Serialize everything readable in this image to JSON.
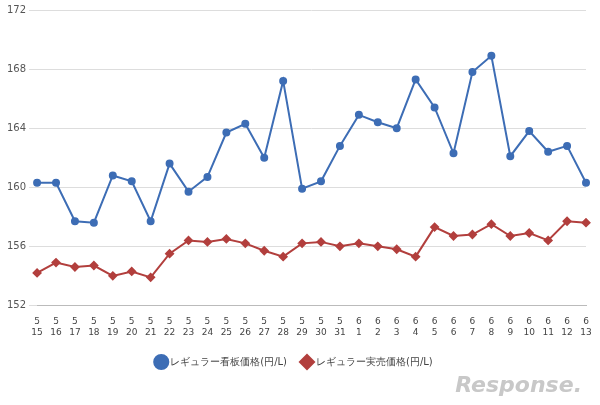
{
  "chart_data": {
    "type": "line",
    "categories": [
      [
        "5",
        "15"
      ],
      [
        "5",
        "16"
      ],
      [
        "5",
        "17"
      ],
      [
        "5",
        "18"
      ],
      [
        "5",
        "19"
      ],
      [
        "5",
        "20"
      ],
      [
        "5",
        "21"
      ],
      [
        "5",
        "22"
      ],
      [
        "5",
        "23"
      ],
      [
        "5",
        "24"
      ],
      [
        "5",
        "25"
      ],
      [
        "5",
        "26"
      ],
      [
        "5",
        "27"
      ],
      [
        "5",
        "28"
      ],
      [
        "5",
        "29"
      ],
      [
        "5",
        "30"
      ],
      [
        "5",
        "31"
      ],
      [
        "6",
        "1"
      ],
      [
        "6",
        "2"
      ],
      [
        "6",
        "3"
      ],
      [
        "6",
        "4"
      ],
      [
        "6",
        "5"
      ],
      [
        "6",
        "6"
      ],
      [
        "6",
        "7"
      ],
      [
        "6",
        "8"
      ],
      [
        "6",
        "9"
      ],
      [
        "6",
        "10"
      ],
      [
        "6",
        "11"
      ],
      [
        "6",
        "12"
      ],
      [
        "6",
        "13"
      ]
    ],
    "series": [
      {
        "name": "レギュラー看板価格(円/L)",
        "color": "#3d6db5",
        "marker": "circle",
        "values": [
          160.3,
          160.3,
          157.7,
          157.6,
          160.8,
          160.4,
          157.7,
          161.6,
          159.7,
          160.7,
          163.7,
          164.3,
          162.0,
          167.2,
          159.9,
          160.4,
          162.8,
          164.9,
          164.4,
          164.0,
          167.3,
          165.4,
          162.3,
          167.8,
          168.9,
          162.1,
          163.8,
          162.4,
          162.8,
          160.3
        ]
      },
      {
        "name": "レギュラー実売価格(円/L)",
        "color": "#b23f3d",
        "marker": "diamond",
        "values": [
          154.2,
          154.9,
          154.6,
          154.7,
          154.0,
          154.3,
          153.9,
          155.5,
          156.4,
          156.3,
          156.5,
          156.2,
          155.7,
          155.3,
          156.2,
          156.3,
          156.0,
          156.2,
          156.0,
          155.8,
          155.3,
          157.3,
          156.7,
          156.8,
          157.5,
          156.7,
          156.9,
          156.4,
          157.7,
          157.6
        ]
      }
    ],
    "ylim": [
      152,
      172
    ],
    "yticks": [
      152,
      156,
      160,
      164,
      168,
      172
    ],
    "grid": true,
    "legend": "bottom",
    "annotation": "Response."
  }
}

What needs to be done:
Reproduce every record word for word. The copy must contain no pictures.

Full solution:
Serialize everything readable in this image to JSON.
{
  "chart_data": {
    "type": "line",
    "categories": [
      [
        "5",
        "15"
      ],
      [
        "5",
        "16"
      ],
      [
        "5",
        "17"
      ],
      [
        "5",
        "18"
      ],
      [
        "5",
        "19"
      ],
      [
        "5",
        "20"
      ],
      [
        "5",
        "21"
      ],
      [
        "5",
        "22"
      ],
      [
        "5",
        "23"
      ],
      [
        "5",
        "24"
      ],
      [
        "5",
        "25"
      ],
      [
        "5",
        "26"
      ],
      [
        "5",
        "27"
      ],
      [
        "5",
        "28"
      ],
      [
        "5",
        "29"
      ],
      [
        "5",
        "30"
      ],
      [
        "5",
        "31"
      ],
      [
        "6",
        "1"
      ],
      [
        "6",
        "2"
      ],
      [
        "6",
        "3"
      ],
      [
        "6",
        "4"
      ],
      [
        "6",
        "5"
      ],
      [
        "6",
        "6"
      ],
      [
        "6",
        "7"
      ],
      [
        "6",
        "8"
      ],
      [
        "6",
        "9"
      ],
      [
        "6",
        "10"
      ],
      [
        "6",
        "11"
      ],
      [
        "6",
        "12"
      ],
      [
        "6",
        "13"
      ]
    ],
    "series": [
      {
        "name": "レギュラー看板価格(円/L)",
        "color": "#3d6db5",
        "marker": "circle",
        "values": [
          160.3,
          160.3,
          157.7,
          157.6,
          160.8,
          160.4,
          157.7,
          161.6,
          159.7,
          160.7,
          163.7,
          164.3,
          162.0,
          167.2,
          159.9,
          160.4,
          162.8,
          164.9,
          164.4,
          164.0,
          167.3,
          165.4,
          162.3,
          167.8,
          168.9,
          162.1,
          163.8,
          162.4,
          162.8,
          160.3
        ]
      },
      {
        "name": "レギュラー実売価格(円/L)",
        "color": "#b23f3d",
        "marker": "diamond",
        "values": [
          154.2,
          154.9,
          154.6,
          154.7,
          154.0,
          154.3,
          153.9,
          155.5,
          156.4,
          156.3,
          156.5,
          156.2,
          155.7,
          155.3,
          156.2,
          156.3,
          156.0,
          156.2,
          156.0,
          155.8,
          155.3,
          157.3,
          156.7,
          156.8,
          157.5,
          156.7,
          156.9,
          156.4,
          157.7,
          157.6
        ]
      }
    ],
    "ylim": [
      152,
      172
    ],
    "yticks": [
      152,
      156,
      160,
      164,
      168,
      172
    ],
    "grid": true,
    "legend": "bottom",
    "annotation": "Response."
  }
}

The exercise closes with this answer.